▶ **EXERCISE INSTRUCTIONS**: Extract the stretch of records that begins with the line containing "panel-frame <box>842 262 1482 406</box>" and ends with the line containing "contour-note: Contours at", both of those lines included, and reproduce those lines verbatim.

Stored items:
★ ★ ★ ★ ★

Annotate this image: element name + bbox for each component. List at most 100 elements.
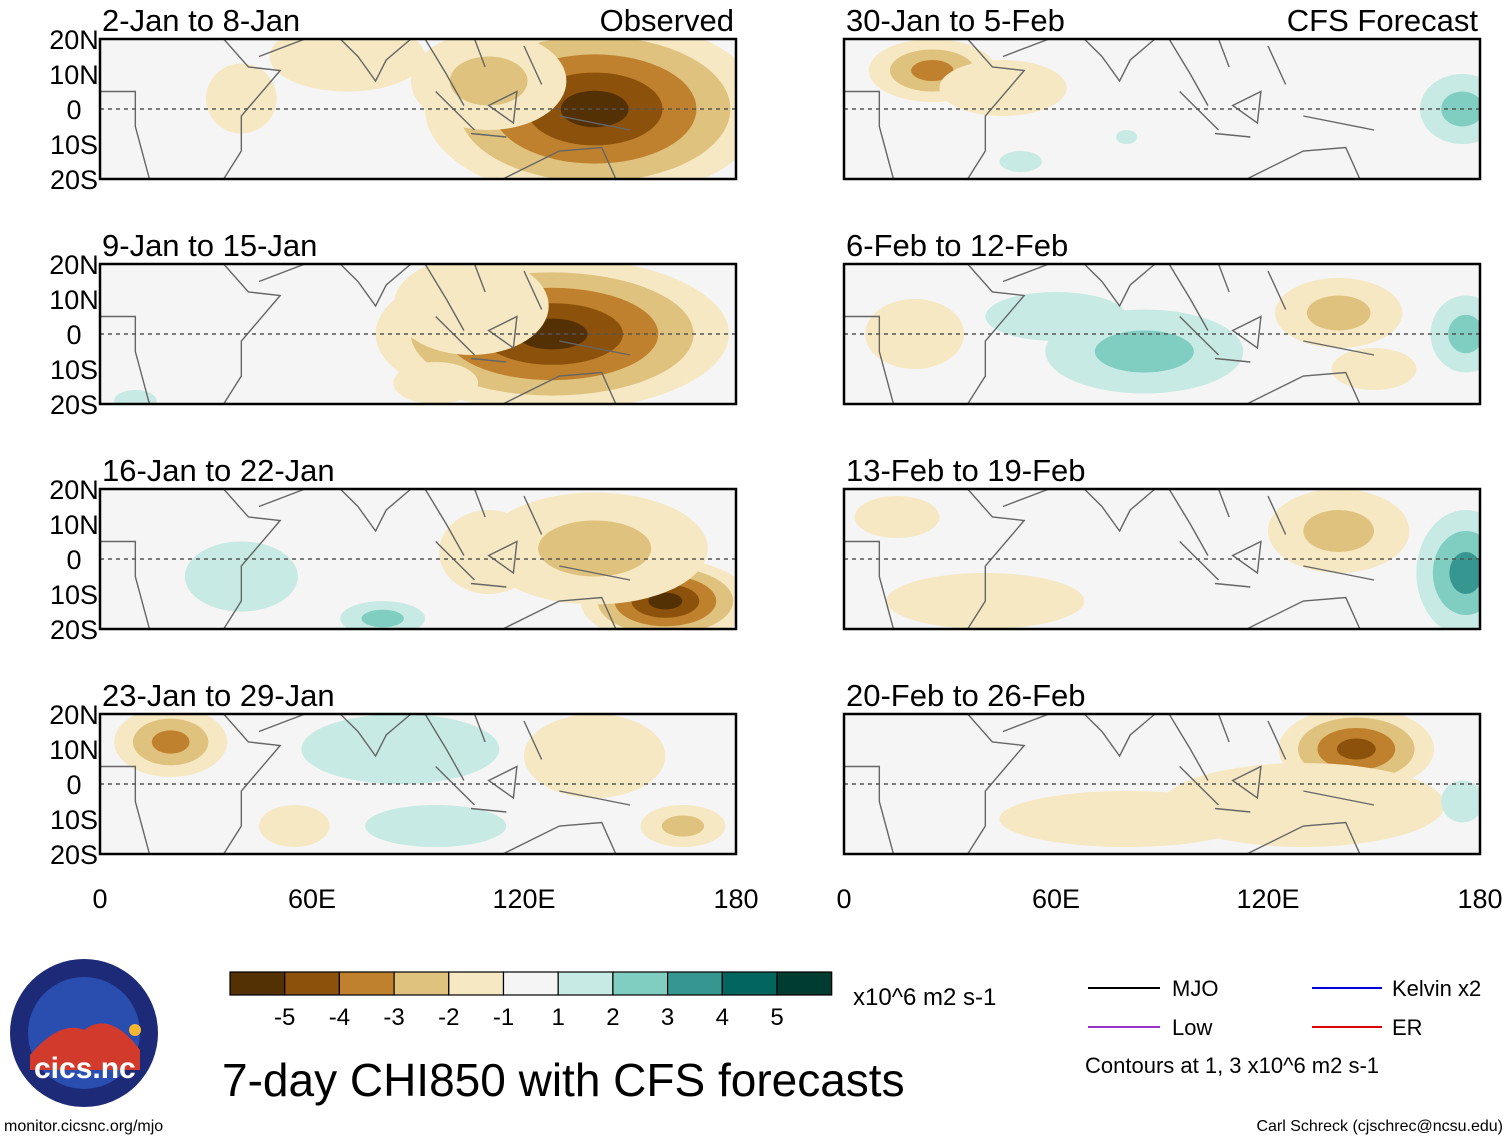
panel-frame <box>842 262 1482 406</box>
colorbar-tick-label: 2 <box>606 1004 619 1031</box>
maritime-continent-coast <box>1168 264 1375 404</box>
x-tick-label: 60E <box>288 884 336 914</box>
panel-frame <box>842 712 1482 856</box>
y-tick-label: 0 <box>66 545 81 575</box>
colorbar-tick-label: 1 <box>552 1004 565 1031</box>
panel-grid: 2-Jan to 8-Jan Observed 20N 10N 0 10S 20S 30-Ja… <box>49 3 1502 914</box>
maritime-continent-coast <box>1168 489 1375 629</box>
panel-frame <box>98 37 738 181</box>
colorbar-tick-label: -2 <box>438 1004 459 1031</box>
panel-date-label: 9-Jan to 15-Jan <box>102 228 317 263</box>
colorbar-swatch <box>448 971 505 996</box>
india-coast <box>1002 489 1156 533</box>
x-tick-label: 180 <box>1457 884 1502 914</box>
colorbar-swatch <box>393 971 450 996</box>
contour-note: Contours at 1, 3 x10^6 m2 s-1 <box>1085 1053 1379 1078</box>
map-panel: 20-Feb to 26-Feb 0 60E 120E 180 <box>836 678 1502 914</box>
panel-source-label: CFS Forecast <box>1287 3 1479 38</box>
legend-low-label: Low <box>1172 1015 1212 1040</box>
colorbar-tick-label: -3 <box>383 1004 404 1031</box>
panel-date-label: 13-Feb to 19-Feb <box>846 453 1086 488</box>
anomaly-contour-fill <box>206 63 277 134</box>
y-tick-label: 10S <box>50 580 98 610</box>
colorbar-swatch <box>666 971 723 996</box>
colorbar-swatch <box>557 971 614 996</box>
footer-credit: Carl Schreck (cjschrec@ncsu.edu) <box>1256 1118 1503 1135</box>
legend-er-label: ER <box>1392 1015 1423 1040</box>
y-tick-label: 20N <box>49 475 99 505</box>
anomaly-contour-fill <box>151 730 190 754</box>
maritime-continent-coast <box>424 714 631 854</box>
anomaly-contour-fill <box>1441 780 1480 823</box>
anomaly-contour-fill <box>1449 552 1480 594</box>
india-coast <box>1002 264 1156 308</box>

★ ★ ★ ★ ★

▶ **TASK OUTPUT**:
panel-frame <box>842 262 1482 406</box>
colorbar-tick-label: 2 <box>606 1004 619 1031</box>
maritime-continent-coast <box>1168 264 1375 404</box>
x-tick-label: 60E <box>288 884 336 914</box>
panel-frame <box>842 712 1482 856</box>
y-tick-label: 0 <box>66 545 81 575</box>
colorbar-tick-label: 1 <box>552 1004 565 1031</box>
panel-grid: 2-Jan to 8-Jan Observed 20N 10N 0 10S 20S 30-Ja… <box>49 3 1502 914</box>
maritime-continent-coast <box>1168 489 1375 629</box>
panel-frame <box>98 37 738 181</box>
colorbar-tick-label: -2 <box>438 1004 459 1031</box>
panel-date-label: 9-Jan to 15-Jan <box>102 228 317 263</box>
colorbar-swatch <box>448 971 505 996</box>
india-coast <box>1002 489 1156 533</box>
x-tick-label: 180 <box>1457 884 1502 914</box>
colorbar-swatch <box>393 971 450 996</box>
contour-note: Contours at 1, 3 x10^6 m2 s-1 <box>1085 1053 1379 1078</box>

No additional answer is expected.